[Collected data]
[start]
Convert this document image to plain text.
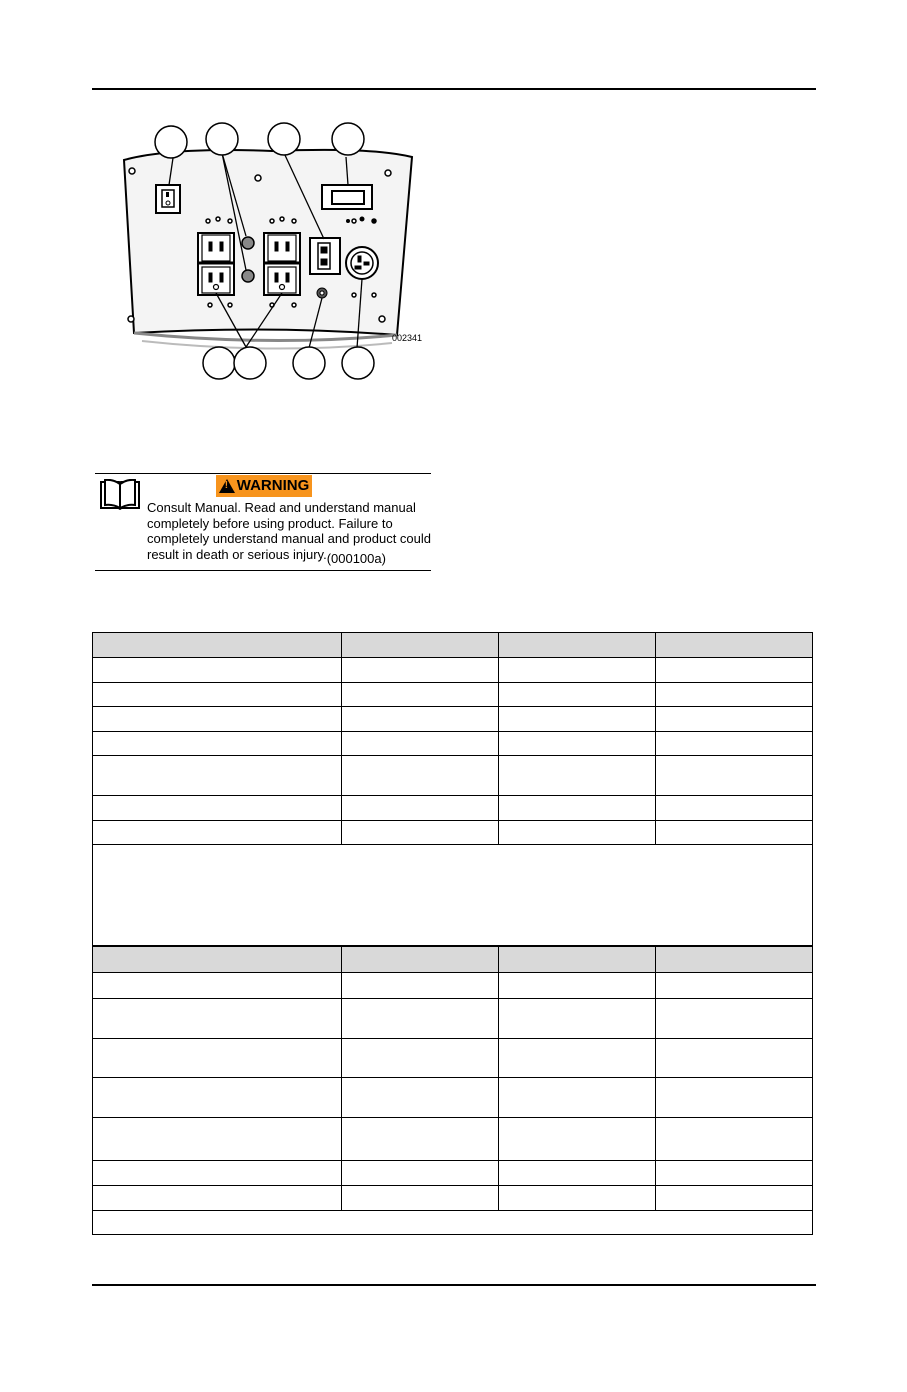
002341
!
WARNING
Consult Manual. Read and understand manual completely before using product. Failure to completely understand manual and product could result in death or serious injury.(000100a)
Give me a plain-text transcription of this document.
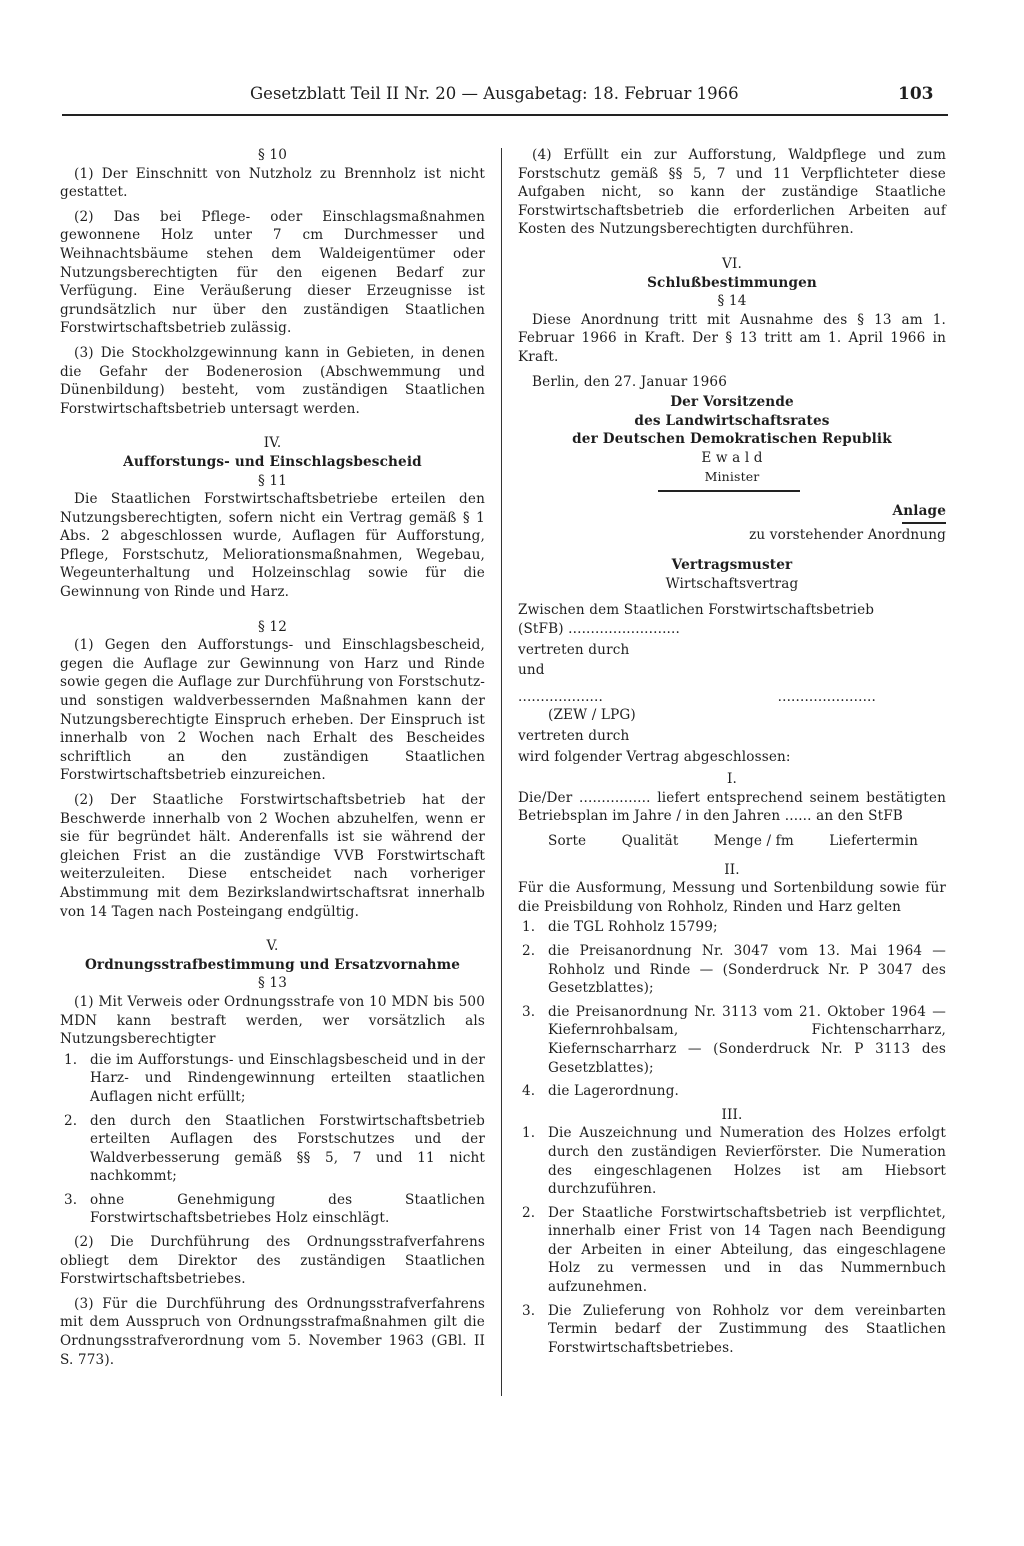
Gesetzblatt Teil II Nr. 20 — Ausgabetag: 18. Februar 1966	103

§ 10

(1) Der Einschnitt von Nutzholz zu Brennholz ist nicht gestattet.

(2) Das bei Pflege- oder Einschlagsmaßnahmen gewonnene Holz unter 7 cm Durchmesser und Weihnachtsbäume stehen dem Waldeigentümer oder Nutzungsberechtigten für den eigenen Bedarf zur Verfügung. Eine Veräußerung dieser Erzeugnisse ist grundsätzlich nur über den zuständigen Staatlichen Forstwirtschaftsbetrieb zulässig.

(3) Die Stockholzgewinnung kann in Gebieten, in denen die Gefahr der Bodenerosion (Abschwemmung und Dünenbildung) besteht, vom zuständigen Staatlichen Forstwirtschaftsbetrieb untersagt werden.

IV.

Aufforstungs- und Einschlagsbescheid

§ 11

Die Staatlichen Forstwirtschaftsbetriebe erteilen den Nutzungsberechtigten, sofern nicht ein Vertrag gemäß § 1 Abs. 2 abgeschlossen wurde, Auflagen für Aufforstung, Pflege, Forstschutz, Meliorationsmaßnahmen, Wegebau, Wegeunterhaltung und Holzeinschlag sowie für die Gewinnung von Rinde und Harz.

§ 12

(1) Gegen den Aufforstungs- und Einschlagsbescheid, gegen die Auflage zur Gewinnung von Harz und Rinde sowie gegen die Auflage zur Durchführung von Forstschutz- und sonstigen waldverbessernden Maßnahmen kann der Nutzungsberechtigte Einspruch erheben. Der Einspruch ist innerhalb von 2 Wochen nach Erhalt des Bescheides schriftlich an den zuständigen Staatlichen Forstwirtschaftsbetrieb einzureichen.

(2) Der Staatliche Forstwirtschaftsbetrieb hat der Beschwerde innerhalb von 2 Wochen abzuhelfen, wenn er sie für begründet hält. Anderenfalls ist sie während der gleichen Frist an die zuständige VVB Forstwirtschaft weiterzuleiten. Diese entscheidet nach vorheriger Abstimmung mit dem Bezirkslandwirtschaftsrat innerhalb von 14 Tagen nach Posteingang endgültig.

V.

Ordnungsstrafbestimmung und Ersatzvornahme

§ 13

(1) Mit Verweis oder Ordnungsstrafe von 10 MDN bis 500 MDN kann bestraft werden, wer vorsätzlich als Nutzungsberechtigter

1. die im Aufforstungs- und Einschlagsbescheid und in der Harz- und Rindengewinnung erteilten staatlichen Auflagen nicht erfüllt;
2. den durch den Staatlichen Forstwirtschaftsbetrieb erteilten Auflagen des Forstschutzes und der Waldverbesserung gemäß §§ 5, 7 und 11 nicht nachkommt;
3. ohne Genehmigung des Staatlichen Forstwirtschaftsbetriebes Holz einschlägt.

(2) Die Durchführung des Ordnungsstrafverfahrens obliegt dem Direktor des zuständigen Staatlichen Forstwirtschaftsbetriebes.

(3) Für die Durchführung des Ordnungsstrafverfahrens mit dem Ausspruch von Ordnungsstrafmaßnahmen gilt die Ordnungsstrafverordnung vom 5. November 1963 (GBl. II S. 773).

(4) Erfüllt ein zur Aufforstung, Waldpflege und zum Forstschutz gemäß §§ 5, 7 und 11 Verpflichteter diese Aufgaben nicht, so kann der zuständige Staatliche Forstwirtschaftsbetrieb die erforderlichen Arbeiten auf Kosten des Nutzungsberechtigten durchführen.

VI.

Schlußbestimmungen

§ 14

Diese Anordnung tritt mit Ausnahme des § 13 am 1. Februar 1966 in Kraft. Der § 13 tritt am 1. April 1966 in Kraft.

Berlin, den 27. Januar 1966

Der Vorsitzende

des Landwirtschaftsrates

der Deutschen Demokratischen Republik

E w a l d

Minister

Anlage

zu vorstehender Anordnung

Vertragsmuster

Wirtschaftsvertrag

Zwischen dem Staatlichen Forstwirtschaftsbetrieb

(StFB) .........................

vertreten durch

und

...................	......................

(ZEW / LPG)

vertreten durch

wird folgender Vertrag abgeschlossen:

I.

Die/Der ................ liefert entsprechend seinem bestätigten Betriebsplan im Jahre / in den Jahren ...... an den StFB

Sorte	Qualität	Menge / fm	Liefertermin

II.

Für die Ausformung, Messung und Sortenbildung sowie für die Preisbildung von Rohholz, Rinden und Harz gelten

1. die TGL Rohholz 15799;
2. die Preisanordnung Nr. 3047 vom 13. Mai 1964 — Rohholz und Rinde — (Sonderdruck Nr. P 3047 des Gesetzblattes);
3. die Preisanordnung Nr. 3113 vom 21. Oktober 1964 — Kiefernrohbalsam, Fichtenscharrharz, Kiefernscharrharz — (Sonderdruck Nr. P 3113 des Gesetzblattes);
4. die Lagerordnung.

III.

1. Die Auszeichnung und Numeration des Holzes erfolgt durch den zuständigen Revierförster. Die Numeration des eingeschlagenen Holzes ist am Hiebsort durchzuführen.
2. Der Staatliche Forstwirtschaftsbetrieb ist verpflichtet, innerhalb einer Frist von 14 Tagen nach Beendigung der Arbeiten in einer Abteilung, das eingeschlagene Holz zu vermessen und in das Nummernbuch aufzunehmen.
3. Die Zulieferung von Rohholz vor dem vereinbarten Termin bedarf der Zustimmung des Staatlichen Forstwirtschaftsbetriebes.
[end]
[start]
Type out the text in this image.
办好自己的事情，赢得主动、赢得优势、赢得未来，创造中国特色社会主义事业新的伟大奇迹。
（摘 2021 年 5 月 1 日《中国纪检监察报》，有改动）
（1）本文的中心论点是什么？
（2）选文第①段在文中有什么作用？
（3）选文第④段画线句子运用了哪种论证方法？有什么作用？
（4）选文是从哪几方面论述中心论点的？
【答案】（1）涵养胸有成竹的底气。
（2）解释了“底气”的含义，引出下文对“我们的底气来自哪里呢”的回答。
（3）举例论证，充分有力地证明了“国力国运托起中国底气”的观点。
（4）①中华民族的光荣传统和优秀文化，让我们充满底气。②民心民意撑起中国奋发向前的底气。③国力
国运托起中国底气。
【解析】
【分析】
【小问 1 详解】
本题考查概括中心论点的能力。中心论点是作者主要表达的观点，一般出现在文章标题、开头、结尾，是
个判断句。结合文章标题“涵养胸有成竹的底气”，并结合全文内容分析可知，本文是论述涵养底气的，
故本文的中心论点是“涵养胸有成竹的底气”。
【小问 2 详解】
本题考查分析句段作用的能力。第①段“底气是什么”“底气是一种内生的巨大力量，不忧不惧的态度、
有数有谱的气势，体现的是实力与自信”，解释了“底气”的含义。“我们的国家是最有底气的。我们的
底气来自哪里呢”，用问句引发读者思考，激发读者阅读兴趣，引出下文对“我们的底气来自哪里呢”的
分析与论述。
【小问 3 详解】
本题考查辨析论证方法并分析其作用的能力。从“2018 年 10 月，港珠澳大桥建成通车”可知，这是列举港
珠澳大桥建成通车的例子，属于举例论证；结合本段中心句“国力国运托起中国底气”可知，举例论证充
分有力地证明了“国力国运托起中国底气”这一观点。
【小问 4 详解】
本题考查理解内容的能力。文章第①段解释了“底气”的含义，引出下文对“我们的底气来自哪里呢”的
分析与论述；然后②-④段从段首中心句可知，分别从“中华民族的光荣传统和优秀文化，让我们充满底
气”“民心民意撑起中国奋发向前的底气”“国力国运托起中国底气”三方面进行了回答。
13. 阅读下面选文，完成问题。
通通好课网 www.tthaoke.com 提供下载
[end]
[start]
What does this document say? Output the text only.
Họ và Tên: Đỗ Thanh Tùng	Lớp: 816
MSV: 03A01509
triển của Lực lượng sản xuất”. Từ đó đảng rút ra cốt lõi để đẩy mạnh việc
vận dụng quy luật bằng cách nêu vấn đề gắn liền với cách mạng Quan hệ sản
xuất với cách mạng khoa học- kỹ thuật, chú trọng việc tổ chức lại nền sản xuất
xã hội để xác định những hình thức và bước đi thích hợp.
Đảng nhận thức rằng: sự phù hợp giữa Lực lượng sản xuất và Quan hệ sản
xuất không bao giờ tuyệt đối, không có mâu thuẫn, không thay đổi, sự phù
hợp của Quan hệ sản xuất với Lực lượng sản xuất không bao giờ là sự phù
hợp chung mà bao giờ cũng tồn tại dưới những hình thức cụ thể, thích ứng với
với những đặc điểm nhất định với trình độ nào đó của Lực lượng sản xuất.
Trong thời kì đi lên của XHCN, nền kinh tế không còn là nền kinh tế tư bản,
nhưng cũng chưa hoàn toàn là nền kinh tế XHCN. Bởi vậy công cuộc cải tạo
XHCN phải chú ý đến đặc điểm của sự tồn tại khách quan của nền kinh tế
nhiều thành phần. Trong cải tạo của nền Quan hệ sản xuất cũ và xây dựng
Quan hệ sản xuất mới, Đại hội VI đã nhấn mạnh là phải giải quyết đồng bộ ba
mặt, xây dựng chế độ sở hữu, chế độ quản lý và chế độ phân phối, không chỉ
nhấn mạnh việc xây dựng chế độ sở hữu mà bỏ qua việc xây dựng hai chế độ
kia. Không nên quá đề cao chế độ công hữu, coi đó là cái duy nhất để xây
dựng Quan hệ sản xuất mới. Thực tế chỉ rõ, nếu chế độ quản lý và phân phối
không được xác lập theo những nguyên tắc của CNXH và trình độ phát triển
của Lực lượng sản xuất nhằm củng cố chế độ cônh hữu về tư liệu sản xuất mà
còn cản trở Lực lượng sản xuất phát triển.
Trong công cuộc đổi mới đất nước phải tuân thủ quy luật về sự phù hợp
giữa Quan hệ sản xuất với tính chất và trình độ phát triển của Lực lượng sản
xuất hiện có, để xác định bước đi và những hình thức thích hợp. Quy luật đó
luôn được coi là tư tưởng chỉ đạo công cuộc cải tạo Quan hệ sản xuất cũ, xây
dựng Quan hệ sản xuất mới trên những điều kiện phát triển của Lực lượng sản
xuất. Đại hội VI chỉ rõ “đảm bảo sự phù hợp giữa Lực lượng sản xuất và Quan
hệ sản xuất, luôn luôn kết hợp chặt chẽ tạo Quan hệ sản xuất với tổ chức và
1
[end]
Of the lines in this listing, report how many contain the string "phân", and give the number only.

— WRITTEN REPLY —
2